** Provided records **
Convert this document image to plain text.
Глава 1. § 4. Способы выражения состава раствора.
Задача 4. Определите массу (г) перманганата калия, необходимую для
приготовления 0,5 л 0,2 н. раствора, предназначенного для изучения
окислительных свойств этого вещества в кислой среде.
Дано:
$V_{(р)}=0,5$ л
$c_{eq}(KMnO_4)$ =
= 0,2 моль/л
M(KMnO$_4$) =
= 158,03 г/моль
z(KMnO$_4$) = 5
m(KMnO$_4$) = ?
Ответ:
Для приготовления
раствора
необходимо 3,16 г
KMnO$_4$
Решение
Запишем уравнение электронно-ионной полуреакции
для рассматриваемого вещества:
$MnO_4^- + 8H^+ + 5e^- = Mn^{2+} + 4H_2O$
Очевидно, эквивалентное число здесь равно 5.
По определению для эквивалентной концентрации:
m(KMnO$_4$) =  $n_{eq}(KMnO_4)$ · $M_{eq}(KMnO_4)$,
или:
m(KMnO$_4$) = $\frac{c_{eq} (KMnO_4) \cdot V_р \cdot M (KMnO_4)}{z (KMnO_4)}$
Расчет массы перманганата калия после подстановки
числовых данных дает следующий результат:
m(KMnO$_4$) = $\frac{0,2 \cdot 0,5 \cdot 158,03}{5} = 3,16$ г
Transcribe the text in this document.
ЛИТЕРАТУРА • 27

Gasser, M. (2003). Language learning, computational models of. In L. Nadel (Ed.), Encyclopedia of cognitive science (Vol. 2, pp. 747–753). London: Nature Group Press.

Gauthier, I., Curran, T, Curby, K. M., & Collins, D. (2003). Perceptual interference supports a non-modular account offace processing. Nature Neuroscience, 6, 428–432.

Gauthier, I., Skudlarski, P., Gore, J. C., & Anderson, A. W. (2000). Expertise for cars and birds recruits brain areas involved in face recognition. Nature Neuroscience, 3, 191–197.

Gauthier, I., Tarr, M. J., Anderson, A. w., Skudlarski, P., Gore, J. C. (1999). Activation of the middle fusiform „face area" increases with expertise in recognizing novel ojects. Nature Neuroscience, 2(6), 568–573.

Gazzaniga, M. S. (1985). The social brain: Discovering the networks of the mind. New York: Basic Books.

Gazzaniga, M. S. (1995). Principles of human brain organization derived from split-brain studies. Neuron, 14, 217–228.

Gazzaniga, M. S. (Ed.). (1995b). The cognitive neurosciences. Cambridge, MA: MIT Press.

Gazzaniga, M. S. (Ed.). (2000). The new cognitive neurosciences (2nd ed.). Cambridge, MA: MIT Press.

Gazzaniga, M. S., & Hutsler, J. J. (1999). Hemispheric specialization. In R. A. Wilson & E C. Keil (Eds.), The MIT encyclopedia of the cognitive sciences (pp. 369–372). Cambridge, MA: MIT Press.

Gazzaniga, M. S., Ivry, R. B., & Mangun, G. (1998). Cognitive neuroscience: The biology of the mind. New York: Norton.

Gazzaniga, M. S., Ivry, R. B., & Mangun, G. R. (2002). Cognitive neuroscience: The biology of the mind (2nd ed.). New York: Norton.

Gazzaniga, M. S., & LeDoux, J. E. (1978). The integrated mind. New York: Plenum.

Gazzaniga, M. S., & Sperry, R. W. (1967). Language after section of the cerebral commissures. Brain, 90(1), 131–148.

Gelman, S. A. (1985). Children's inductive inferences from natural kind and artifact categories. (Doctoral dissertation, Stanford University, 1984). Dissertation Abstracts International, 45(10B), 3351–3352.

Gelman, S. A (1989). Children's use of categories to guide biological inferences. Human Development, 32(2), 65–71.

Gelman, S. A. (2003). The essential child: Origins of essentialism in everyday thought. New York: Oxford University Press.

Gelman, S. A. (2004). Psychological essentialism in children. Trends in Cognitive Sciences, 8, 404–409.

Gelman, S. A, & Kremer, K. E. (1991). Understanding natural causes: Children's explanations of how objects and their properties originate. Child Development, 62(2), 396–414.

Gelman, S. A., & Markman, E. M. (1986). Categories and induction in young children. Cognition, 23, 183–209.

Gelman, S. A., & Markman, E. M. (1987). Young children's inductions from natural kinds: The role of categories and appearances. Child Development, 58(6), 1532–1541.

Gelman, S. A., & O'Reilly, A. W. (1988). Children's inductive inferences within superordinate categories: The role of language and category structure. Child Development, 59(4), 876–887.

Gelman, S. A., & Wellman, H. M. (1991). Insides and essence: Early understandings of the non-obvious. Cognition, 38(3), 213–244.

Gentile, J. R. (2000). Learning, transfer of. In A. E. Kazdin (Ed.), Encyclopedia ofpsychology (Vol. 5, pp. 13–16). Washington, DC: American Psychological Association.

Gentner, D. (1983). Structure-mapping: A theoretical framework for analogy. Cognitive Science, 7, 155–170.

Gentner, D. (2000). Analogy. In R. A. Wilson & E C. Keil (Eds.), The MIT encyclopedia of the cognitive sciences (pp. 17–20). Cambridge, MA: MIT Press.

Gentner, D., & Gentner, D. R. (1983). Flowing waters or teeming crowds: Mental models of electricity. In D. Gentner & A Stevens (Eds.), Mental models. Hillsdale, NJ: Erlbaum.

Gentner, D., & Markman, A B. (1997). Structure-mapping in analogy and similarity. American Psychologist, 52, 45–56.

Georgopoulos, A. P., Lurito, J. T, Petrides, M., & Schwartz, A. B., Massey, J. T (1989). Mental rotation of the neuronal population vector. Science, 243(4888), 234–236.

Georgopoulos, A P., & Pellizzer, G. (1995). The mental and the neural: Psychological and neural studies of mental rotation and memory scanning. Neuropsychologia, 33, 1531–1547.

** Stated exercise **
Retype all of the material, keeping each line exact.

** Written answer **
Convert this document image to plain text.
Глава 1. § 4. Способы выражения состава раствора.
Задача 4. Определите массу (г) перманганата калия, необходимую для
приготовления 0,5 л 0,2 н. раствора, предназначенного для изучения
окислительных свойств этого вещества в кислой среде.
Дано:
$V_{(р)}=0,5$ л
$c_{eq}(KMnO_4)$ =
= 0,2 моль/л
M(KMnO$_4$) =
= 158,03 г/моль
z(KMnO$_4$) = 5
m(KMnO$_4$) = ?
Ответ:
Для приготовления
раствора
необходимо 3,16 г
KMnO$_4$
Решение
Запишем уравнение электронно-ионной полуреакции
для рассматриваемого вещества:
$MnO_4^- + 8H^+ + 5e^- = Mn^{2+} + 4H_2O$
Очевидно, эквивалентное число здесь равно 5.
По определению для эквивалентной концентрации:
m(KMnO$_4$) =  $n_{eq}(KMnO_4)$ · $M_{eq}(KMnO_4)$,
или:
m(KMnO$_4$) = $\frac{c_{eq} (KMnO_4) \cdot V_р \cdot M (KMnO_4)}{z (KMnO_4)}$
Расчет массы перманганата калия после подстановки
числовых данных дает следующий результат:
m(KMnO$_4$) = $\frac{0,2 \cdot 0,5 \cdot 158,03}{5} = 3,16$ г
Transcribe the text in this document.
ЛИТЕРАТУРА • 27

Gasser, M. (2003). Language learning, computational models of. In L. Nadel (Ed.), Encyclopedia of cognitive science (Vol. 2, pp. 747–753). London: Nature Group Press.

Gauthier, I., Curran, T, Curby, K. M., & Collins, D. (2003). Perceptual interference supports a non-modular account offace processing. Nature Neuroscience, 6, 428–432.

Gauthier, I., Skudlarski, P., Gore, J. C., & Anderson, A. W. (2000). Expertise for cars and birds recruits brain areas involved in face recognition. Nature Neuroscience, 3, 191–197.

Gauthier, I., Tarr, M. J., Anderson, A. w., Skudlarski, P., Gore, J. C. (1999). Activation of the middle fusiform „face area" increases with expertise in recognizing novel ojects. Nature Neuroscience, 2(6), 568–573.

Gazzaniga, M. S. (1985). The social brain: Discovering the networks of the mind. New York: Basic Books.

Gazzaniga, M. S. (1995). Principles of human brain organization derived from split-brain studies. Neuron, 14, 217–228.

Gazzaniga, M. S. (Ed.). (1995b). The cognitive neurosciences. Cambridge, MA: MIT Press.

Gazzaniga, M. S. (Ed.). (2000). The new cognitive neurosciences (2nd ed.). Cambridge, MA: MIT Press.

Gazzaniga, M. S., & Hutsler, J. J. (1999). Hemispheric specialization. In R. A. Wilson & E C. Keil (Eds.), The MIT encyclopedia of the cognitive sciences (pp. 369–372). Cambridge, MA: MIT Press.

Gazzaniga, M. S., Ivry, R. B., & Mangun, G. (1998). Cognitive neuroscience: The biology of the mind. New York: Norton.

Gazzaniga, M. S., Ivry, R. B., & Mangun, G. R. (2002). Cognitive neuroscience: The biology of the mind (2nd ed.). New York: Norton.

Gazzaniga, M. S., & LeDoux, J. E. (1978). The integrated mind. New York: Plenum.

Gazzaniga, M. S., & Sperry, R. W. (1967). Language after section of the cerebral commissures. Brain, 90(1), 131–148.

Gelman, S. A. (1985). Children's inductive inferences from natural kind and artifact categories. (Doctoral dissertation, Stanford University, 1984). Dissertation Abstracts International, 45(10B), 3351–3352.

Gelman, S. A (1989). Children's use of categories to guide biological inferences. Human Development, 32(2), 65–71.

Gelman, S. A. (2003). The essential child: Origins of essentialism in everyday thought. New York: Oxford University Press.

Gelman, S. A. (2004). Psychological essentialism in children. Trends in Cognitive Sciences, 8, 404–409.

Gelman, S. A, & Kremer, K. E. (1991). Understanding natural causes: Children's explanations of how objects and their properties originate. Child Development, 62(2), 396–414.

Gelman, S. A., & Markman, E. M. (1986). Categories and induction in young children. Cognition, 23, 183–209.

Gelman, S. A., & Markman, E. M. (1987). Young children's inductions from natural kinds: The role of categories and appearances. Child Development, 58(6), 1532–1541.

Gelman, S. A., & O'Reilly, A. W. (1988). Children's inductive inferences within superordinate categories: The role of language and category structure. Child Development, 59(4), 876–887.

Gelman, S. A., & Wellman, H. M. (1991). Insides and essence: Early understandings of the non-obvious. Cognition, 38(3), 213–244.

Gentile, J. R. (2000). Learning, transfer of. In A. E. Kazdin (Ed.), Encyclopedia ofpsychology (Vol. 5, pp. 13–16). Washington, DC: American Psychological Association.

Gentner, D. (1983). Structure-mapping: A theoretical framework for analogy. Cognitive Science, 7, 155–170.

Gentner, D. (2000). Analogy. In R. A. Wilson & E C. Keil (Eds.), The MIT encyclopedia of the cognitive sciences (pp. 17–20). Cambridge, MA: MIT Press.

Gentner, D., & Gentner, D. R. (1983). Flowing waters or teeming crowds: Mental models of electricity. In D. Gentner & A Stevens (Eds.), Mental models. Hillsdale, NJ: Erlbaum.

Gentner, D., & Markman, A B. (1997). Structure-mapping in analogy and similarity. American Psychologist, 52, 45–56.

Georgopoulos, A. P., Lurito, J. T, Petrides, M., & Schwartz, A. B., Massey, J. T (1989). Mental rotation of the neuronal population vector. Science, 243(4888), 234–236.

Georgopoulos, A P., & Pellizzer, G. (1995). The mental and the neural: Psychological and neural studies of mental rotation and memory scanning. Neuropsychologia, 33, 1531–1547.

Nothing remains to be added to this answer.